**** RECORDS FOR THIS TASK ****

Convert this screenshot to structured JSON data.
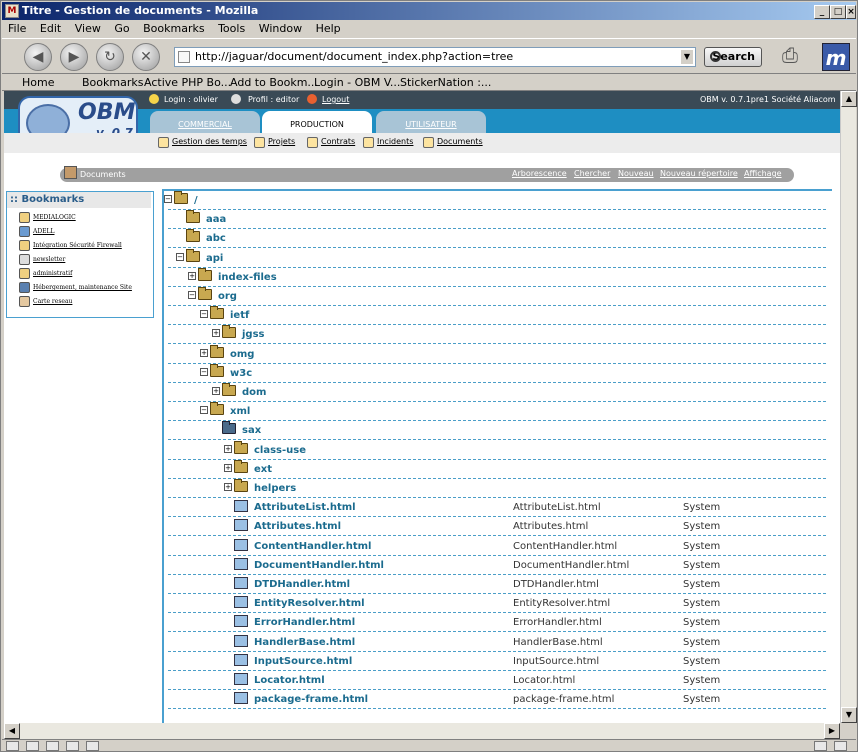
{
  "window": {
    "title": "Titre - Gestion de documents - Mozilla"
  },
  "menu": [
    "File",
    "Edit",
    "View",
    "Go",
    "Bookmarks",
    "Tools",
    "Window",
    "Help"
  ],
  "url": "http://jaguar/document/document_index.php?action=tree",
  "search_label": "Search",
  "toolbar_bookmarks": [
    "Home",
    "Bookmarks",
    "Active PHP Bo...",
    "Add to Bookm...",
    "Login - OBM V...",
    "StickerNation :..."
  ],
  "app": {
    "login": "Login : olivier",
    "profil": "Profil : editor",
    "logout": "Logout",
    "version": "OBM v. 0.7.1pre1  Société Aliacom",
    "logo_name": "OBM",
    "logo_version": "v. 0.7",
    "tabs": [
      "COMMERCIAL",
      "PRODUCTION",
      "UTILISATEUR"
    ],
    "subnav": [
      "Gestion des temps",
      "Projets",
      "Contrats",
      "Incidents",
      "Documents"
    ],
    "section": "Documents",
    "actions": [
      "Arborescence",
      "Chercher",
      "Nouveau",
      "Nouveau répertoire",
      "Affichage"
    ]
  },
  "bookmarks": {
    "title": ":: Bookmarks",
    "items": [
      "MEDIALOGIC",
      "ADELL",
      "Intégration Sécurité Firewall",
      "newsletter",
      "administratif",
      "Hébergement, maintenance Site",
      "Carte reseau"
    ]
  },
  "tree": [
    {
      "name": "/",
      "type": "root"
    },
    {
      "name": "aaa",
      "type": "folder"
    },
    {
      "name": "abc",
      "type": "folder"
    },
    {
      "name": "api",
      "type": "folder-open"
    },
    {
      "name": "index-files",
      "type": "folder-plus"
    },
    {
      "name": "org",
      "type": "folder-open"
    },
    {
      "name": "ietf",
      "type": "folder-open"
    },
    {
      "name": "jgss",
      "type": "folder-plus"
    },
    {
      "name": "omg",
      "type": "folder-plus"
    },
    {
      "name": "w3c",
      "type": "folder-open"
    },
    {
      "name": "dom",
      "type": "folder-plus"
    },
    {
      "name": "xml",
      "type": "folder-open"
    },
    {
      "name": "sax",
      "type": "folder-selected"
    },
    {
      "name": "class-use",
      "type": "folder-plus"
    },
    {
      "name": "ext",
      "type": "folder-plus"
    },
    {
      "name": "helpers",
      "type": "folder-plus"
    },
    {
      "name": "AttributeList.html",
      "type": "file",
      "title": "AttributeList.html",
      "owner": "System"
    },
    {
      "name": "Attributes.html",
      "type": "file",
      "title": "Attributes.html",
      "owner": "System"
    },
    {
      "name": "ContentHandler.html",
      "type": "file",
      "title": "ContentHandler.html",
      "owner": "System"
    },
    {
      "name": "DocumentHandler.html",
      "type": "file",
      "title": "DocumentHandler.html",
      "owner": "System"
    },
    {
      "name": "DTDHandler.html",
      "type": "file",
      "title": "DTDHandler.html",
      "owner": "System"
    },
    {
      "name": "EntityResolver.html",
      "type": "file",
      "title": "EntityResolver.html",
      "owner": "System"
    },
    {
      "name": "ErrorHandler.html",
      "type": "file",
      "title": "ErrorHandler.html",
      "owner": "System"
    },
    {
      "name": "HandlerBase.html",
      "type": "file",
      "title": "HandlerBase.html",
      "owner": "System"
    },
    {
      "name": "InputSource.html",
      "type": "file",
      "title": "InputSource.html",
      "owner": "System"
    },
    {
      "name": "Locator.html",
      "type": "file",
      "title": "Locator.html",
      "owner": "System"
    },
    {
      "name": "package-frame.html",
      "type": "file",
      "title": "package-frame.html",
      "owner": "System"
    }
  ]
}
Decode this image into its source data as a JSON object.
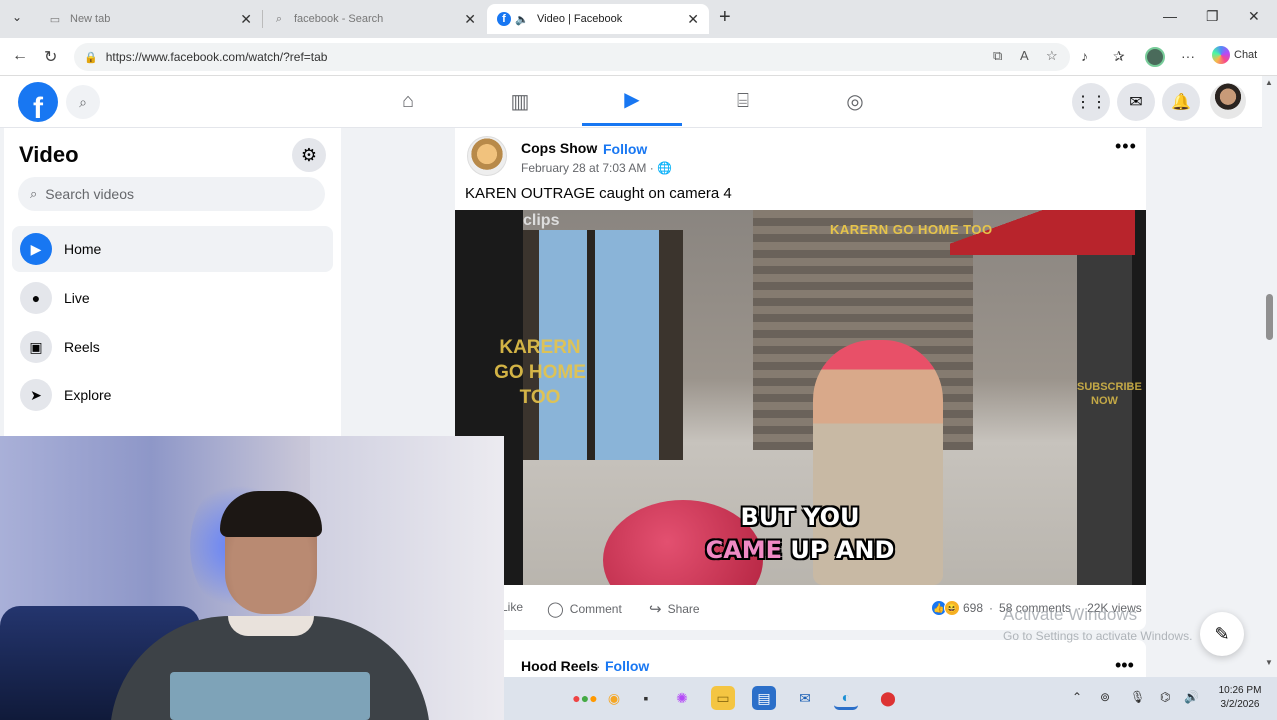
{
  "browser": {
    "tabs": [
      {
        "title": "New tab",
        "active": false
      },
      {
        "title": "facebook - Search",
        "active": false
      },
      {
        "title": "Video | Facebook",
        "active": true
      }
    ],
    "url": "https://www.facebook.com/watch/?ref=tab",
    "copilot_label": "Chat",
    "icons": [
      "back-arrow-icon",
      "reload-icon",
      "lock-icon",
      "new-tab-plus-icon",
      "minimize-icon",
      "restore-icon",
      "close-window-icon"
    ]
  },
  "fb_nav": {
    "logo": "f",
    "tabs": [
      "home-icon",
      "dashboard-icon",
      "video-icon",
      "marketplace-icon",
      "groups-icon"
    ],
    "active_tab": 2,
    "right_buttons": [
      "menu-grid-icon",
      "messenger-icon",
      "notifications-icon"
    ]
  },
  "sidebar": {
    "title": "Video",
    "search_placeholder": "Search videos",
    "items": [
      {
        "label": "Home",
        "icon": "▶",
        "active": true
      },
      {
        "label": "Live",
        "icon": "●",
        "active": false
      },
      {
        "label": "Reels",
        "icon": "▣",
        "active": false
      },
      {
        "label": "Explore",
        "icon": "➤",
        "active": false
      }
    ]
  },
  "post": {
    "author": "Cops Show",
    "separator": "·",
    "follow": "Follow",
    "date": "February 28 at 7:03 AM · ",
    "more": "•••",
    "text": "KAREN OUTRAGE caught on camera 4",
    "video": {
      "watermark_top": "clips",
      "tag_top_right": "KARERN GO HOME TOO",
      "tag_left": "KARERN GO HOME TOO",
      "subscribe": "SUBSCRIBE NOW",
      "subtitle_line1": "BUT YOU",
      "subtitle_hl": "CAME",
      "subtitle_rest": " UP AND"
    },
    "actions": {
      "like": "Like",
      "comment": "Comment",
      "share": "Share",
      "reactions": "698",
      "comments": "58 comments",
      "views": "22K views",
      "stats_sep": "·"
    }
  },
  "post2": {
    "author": "Hood Reels",
    "separator": "·",
    "follow": "Follow",
    "more": "•••"
  },
  "watermark": {
    "line1": "Activate Windows",
    "line2": "Go to Settings to activate Windows."
  },
  "taskbar": {
    "time": "10:26 PM",
    "date": "3/2/2026"
  },
  "colors": {
    "fb_blue": "#1877f2",
    "background": "#f0f2f5"
  }
}
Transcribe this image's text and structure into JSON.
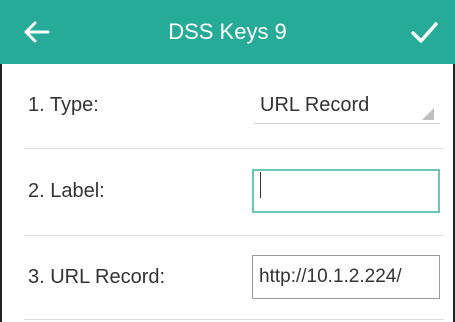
{
  "header": {
    "title": "DSS Keys 9",
    "back_icon": "back-arrow-icon",
    "confirm_icon": "checkmark-icon",
    "background_color": "#26ab98"
  },
  "fields": [
    {
      "label": "1. Type:",
      "control": "select",
      "value": "URL Record"
    },
    {
      "label": "2. Label:",
      "control": "text",
      "value": ""
    },
    {
      "label": "3. URL Record:",
      "control": "text",
      "value": "http://10.1.2.224/"
    }
  ]
}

****

Give back the whole listing as it stands, minus its pictures.

> [RESULT]:
Convert this screenshot to structured JSON data.
{
  "window": {
    "title": "Titre - Gestion de documents - Mozilla"
  },
  "menu": [
    "File",
    "Edit",
    "View",
    "Go",
    "Bookmarks",
    "Tools",
    "Window",
    "Help"
  ],
  "url": "http://jaguar/document/document_index.php?action=tree",
  "search_label": "Search",
  "toolbar_bookmarks": [
    "Home",
    "Bookmarks",
    "Active PHP Bo...",
    "Add to Bookm...",
    "Login - OBM V...",
    "StickerNation :..."
  ],
  "app": {
    "login": "Login : olivier",
    "profil": "Profil : editor",
    "logout": "Logout",
    "version": "OBM v. 0.7.1pre1  Société Aliacom",
    "logo_name": "OBM",
    "logo_version": "v. 0.7",
    "tabs": [
      "COMMERCIAL",
      "PRODUCTION",
      "UTILISATEUR"
    ],
    "subnav": [
      "Gestion des temps",
      "Projets",
      "Contrats",
      "Incidents",
      "Documents"
    ],
    "section": "Documents",
    "actions": [
      "Arborescence",
      "Chercher",
      "Nouveau",
      "Nouveau répertoire",
      "Affichage"
    ]
  },
  "bookmarks": {
    "title": ":: Bookmarks",
    "items": [
      "MEDIALOGIC",
      "ADELL",
      "Intégration Sécurité Firewall",
      "newsletter",
      "administratif",
      "Hébergement, maintenance Site",
      "Carte reseau"
    ]
  },
  "tree": [
    {
      "name": "/",
      "type": "root"
    },
    {
      "name": "aaa",
      "type": "folder"
    },
    {
      "name": "abc",
      "type": "folder"
    },
    {
      "name": "api",
      "type": "folder-open"
    },
    {
      "name": "index-files",
      "type": "folder-plus"
    },
    {
      "name": "org",
      "type": "folder-open"
    },
    {
      "name": "ietf",
      "type": "folder-open"
    },
    {
      "name": "jgss",
      "type": "folder-plus"
    },
    {
      "name": "omg",
      "type": "folder-plus"
    },
    {
      "name": "w3c",
      "type": "folder-open"
    },
    {
      "name": "dom",
      "type": "folder-plus"
    },
    {
      "name": "xml",
      "type": "folder-open"
    },
    {
      "name": "sax",
      "type": "folder-selected"
    },
    {
      "name": "class-use",
      "type": "folder-plus"
    },
    {
      "name": "ext",
      "type": "folder-plus"
    },
    {
      "name": "helpers",
      "type": "folder-plus"
    },
    {
      "name": "AttributeList.html",
      "type": "file",
      "title": "AttributeList.html",
      "owner": "System"
    },
    {
      "name": "Attributes.html",
      "type": "file",
      "title": "Attributes.html",
      "owner": "System"
    },
    {
      "name": "ContentHandler.html",
      "type": "file",
      "title": "ContentHandler.html",
      "owner": "System"
    },
    {
      "name": "DocumentHandler.html",
      "type": "file",
      "title": "DocumentHandler.html",
      "owner": "System"
    },
    {
      "name": "DTDHandler.html",
      "type": "file",
      "title": "DTDHandler.html",
      "owner": "System"
    },
    {
      "name": "EntityResolver.html",
      "type": "file",
      "title": "EntityResolver.html",
      "owner": "System"
    },
    {
      "name": "ErrorHandler.html",
      "type": "file",
      "title": "ErrorHandler.html",
      "owner": "System"
    },
    {
      "name": "HandlerBase.html",
      "type": "file",
      "title": "HandlerBase.html",
      "owner": "System"
    },
    {
      "name": "InputSource.html",
      "type": "file",
      "title": "InputSource.html",
      "owner": "System"
    },
    {
      "name": "Locator.html",
      "type": "file",
      "title": "Locator.html",
      "owner": "System"
    },
    {
      "name": "package-frame.html",
      "type": "file",
      "title": "package-frame.html",
      "owner": "System"
    }
  ]
}
Decode this image into its source data as a JSON object.
{
  "browser": {
    "tabs": [
      {
        "title": "New tab",
        "active": false
      },
      {
        "title": "facebook - Search",
        "active": false
      },
      {
        "title": "Video | Facebook",
        "active": true
      }
    ],
    "url": "https://www.facebook.com/watch/?ref=tab",
    "copilot_label": "Chat",
    "icons": [
      "back-arrow-icon",
      "reload-icon",
      "lock-icon",
      "new-tab-plus-icon",
      "minimize-icon",
      "restore-icon",
      "close-window-icon"
    ]
  },
  "fb_nav": {
    "logo": "f",
    "tabs": [
      "home-icon",
      "dashboard-icon",
      "video-icon",
      "marketplace-icon",
      "groups-icon"
    ],
    "active_tab": 2,
    "right_buttons": [
      "menu-grid-icon",
      "messenger-icon",
      "notifications-icon"
    ]
  },
  "sidebar": {
    "title": "Video",
    "search_placeholder": "Search videos",
    "items": [
      {
        "label": "Home",
        "icon": "▶",
        "active": true
      },
      {
        "label": "Live",
        "icon": "●",
        "active": false
      },
      {
        "label": "Reels",
        "icon": "▣",
        "active": false
      },
      {
        "label": "Explore",
        "icon": "➤",
        "active": false
      }
    ]
  },
  "post": {
    "author": "Cops Show",
    "separator": "·",
    "follow": "Follow",
    "date": "February 28 at 7:03 AM · ",
    "more": "•••",
    "text": "KAREN OUTRAGE caught on camera 4",
    "video": {
      "watermark_top": "clips",
      "tag_top_right": "KARERN GO HOME TOO",
      "tag_left": "KARERN GO HOME TOO",
      "subscribe": "SUBSCRIBE NOW",
      "subtitle_line1": "BUT YOU",
      "subtitle_hl": "CAME",
      "subtitle_rest": " UP AND"
    },
    "actions": {
      "like": "Like",
      "comment": "Comment",
      "share": "Share",
      "reactions": "698",
      "comments": "58 comments",
      "views": "22K views",
      "stats_sep": "·"
    }
  },
  "post2": {
    "author": "Hood Reels",
    "separator": "·",
    "follow": "Follow",
    "more": "•••"
  },
  "watermark": {
    "line1": "Activate Windows",
    "line2": "Go to Settings to activate Windows."
  },
  "taskbar": {
    "time": "10:26 PM",
    "date": "3/2/2026"
  },
  "colors": {
    "fb_blue": "#1877f2",
    "background": "#f0f2f5"
  }
}
Transcribe this image's text and structure into JSON.
{
  "header": {
    "title": "DSS Keys 9",
    "back_icon": "back-arrow-icon",
    "confirm_icon": "checkmark-icon",
    "background_color": "#26ab98"
  },
  "fields": [
    {
      "label": "1. Type:",
      "control": "select",
      "value": "URL Record"
    },
    {
      "label": "2. Label:",
      "control": "text",
      "value": ""
    },
    {
      "label": "3. URL Record:",
      "control": "text",
      "value": "http://10.1.2.224/"
    }
  ]
}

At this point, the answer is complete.